• Task to carry out
From the material below, list every line containing "name".

• Rows
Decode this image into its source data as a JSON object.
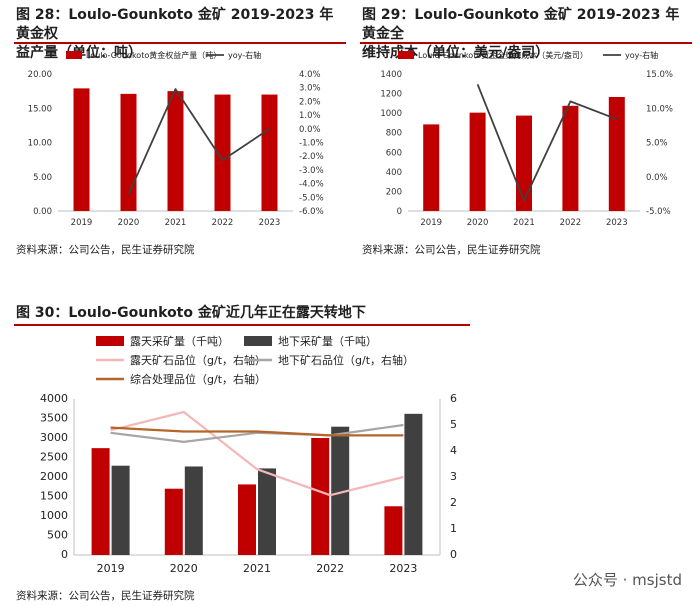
{
  "figures": [
    {
      "title_line1": "图 28：Loulo-Gounkoto 金矿 2019-2023 年黄金权",
      "title_line2": "益产量（单位：吨）",
      "source": "资料来源：公司公告，民生证券研究院"
    },
    {
      "title_line1": "图 29：Loulo-Gounkoto 金矿 2019-2023 年黄金全",
      "title_line2": "维持成本（单位：美元/盎司）",
      "source": "资料来源：公司公告，民生证券研究院"
    },
    {
      "title_line1": "图 30：Loulo-Gounkoto 金矿近几年正在露天转地下",
      "title_line2": "",
      "source": "资料来源：公司公告，民生证券研究院"
    }
  ],
  "watermark": "公众号 · msjstd",
  "colors": {
    "red": "#c00000",
    "dark": "#404040",
    "line": "#404040",
    "pink": "#f4b6b6",
    "gray": "#a6a6a6",
    "brown": "#b5652a"
  },
  "chart_data": [
    {
      "type": "bar",
      "categories": [
        "2019",
        "2020",
        "2021",
        "2022",
        "2023"
      ],
      "series": [
        {
          "name": "Loulo-Gounkoto黄金权益产量（吨）",
          "type": "bar",
          "axis": "left",
          "values": [
            17.9,
            17.1,
            17.5,
            17.0,
            17.0
          ]
        },
        {
          "name": "yoy-右轴",
          "type": "line",
          "axis": "right",
          "values": [
            null,
            -4.8,
            2.9,
            -2.3,
            0.0
          ]
        }
      ],
      "ylim": [
        0,
        20
      ],
      "yticks": [
        "0.00",
        "5.00",
        "10.00",
        "15.00",
        "20.00"
      ],
      "y2lim": [
        -6,
        4
      ],
      "y2ticks": [
        "-6.0%",
        "-5.0%",
        "-4.0%",
        "-3.0%",
        "-2.0%",
        "-1.0%",
        "0.0%",
        "1.0%",
        "2.0%",
        "3.0%",
        "4.0%"
      ],
      "legend": "top"
    },
    {
      "type": "bar",
      "categories": [
        "2019",
        "2020",
        "2021",
        "2022",
        "2023"
      ],
      "series": [
        {
          "name": "Loulo-Gounkoto黄金全维持成本（美元/盎司）",
          "type": "bar",
          "axis": "left",
          "values": [
            885,
            1005,
            975,
            1075,
            1165
          ]
        },
        {
          "name": "yoy-右轴",
          "type": "line",
          "axis": "right",
          "values": [
            null,
            13.5,
            -3.5,
            11.0,
            8.4
          ]
        }
      ],
      "ylim": [
        0,
        1400
      ],
      "yticks": [
        "0",
        "200",
        "400",
        "600",
        "800",
        "1000",
        "1200",
        "1400"
      ],
      "y2lim": [
        -5,
        15
      ],
      "y2ticks": [
        "-5.0%",
        "0.0%",
        "5.0%",
        "10.0%",
        "15.0%"
      ],
      "legend": "top"
    },
    {
      "type": "bar",
      "categories": [
        "2019",
        "2020",
        "2021",
        "2022",
        "2023"
      ],
      "series": [
        {
          "name": "露天采矿量（千吨）",
          "type": "bar",
          "axis": "left",
          "values": [
            2740,
            1700,
            1810,
            3000,
            1250
          ]
        },
        {
          "name": "地下采矿量（千吨）",
          "type": "bar",
          "axis": "left",
          "values": [
            2290,
            2270,
            2220,
            3290,
            3620
          ]
        },
        {
          "name": "露天矿石品位（g/t，右轴）",
          "type": "line",
          "axis": "right",
          "values": [
            4.8,
            5.5,
            3.3,
            2.3,
            3.0
          ]
        },
        {
          "name": "地下矿石品位（g/t，右轴）",
          "type": "line",
          "axis": "right",
          "values": [
            4.7,
            4.35,
            4.7,
            4.6,
            5.0
          ]
        },
        {
          "name": "综合处理品位（g/t，右轴）",
          "type": "line",
          "axis": "right",
          "values": [
            4.9,
            4.75,
            4.75,
            4.6,
            4.6
          ]
        }
      ],
      "ylim": [
        0,
        4000
      ],
      "yticks": [
        "0",
        "500",
        "1000",
        "1500",
        "2000",
        "2500",
        "3000",
        "3500",
        "4000"
      ],
      "y2lim": [
        0,
        6
      ],
      "y2ticks": [
        "0",
        "1",
        "2",
        "3",
        "4",
        "5",
        "6"
      ],
      "legend": "top"
    }
  ]
}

• Answer to this exercise
          "name": "Loulo-Gounkoto黄金权益产量（吨）",
          "name": "yoy-右轴",
          "name": "Loulo-Gounkoto黄金全维持成本（美元/盎司）",
          "name": "yoy-右轴",
          "name": "露天采矿量（千吨）",
          "name": "地下采矿量（千吨）",
          "name": "露天矿石品位（g/t，右轴）",
          "name": "地下矿石品位（g/t，右轴）",
          "name": "综合处理品位（g/t，右轴）",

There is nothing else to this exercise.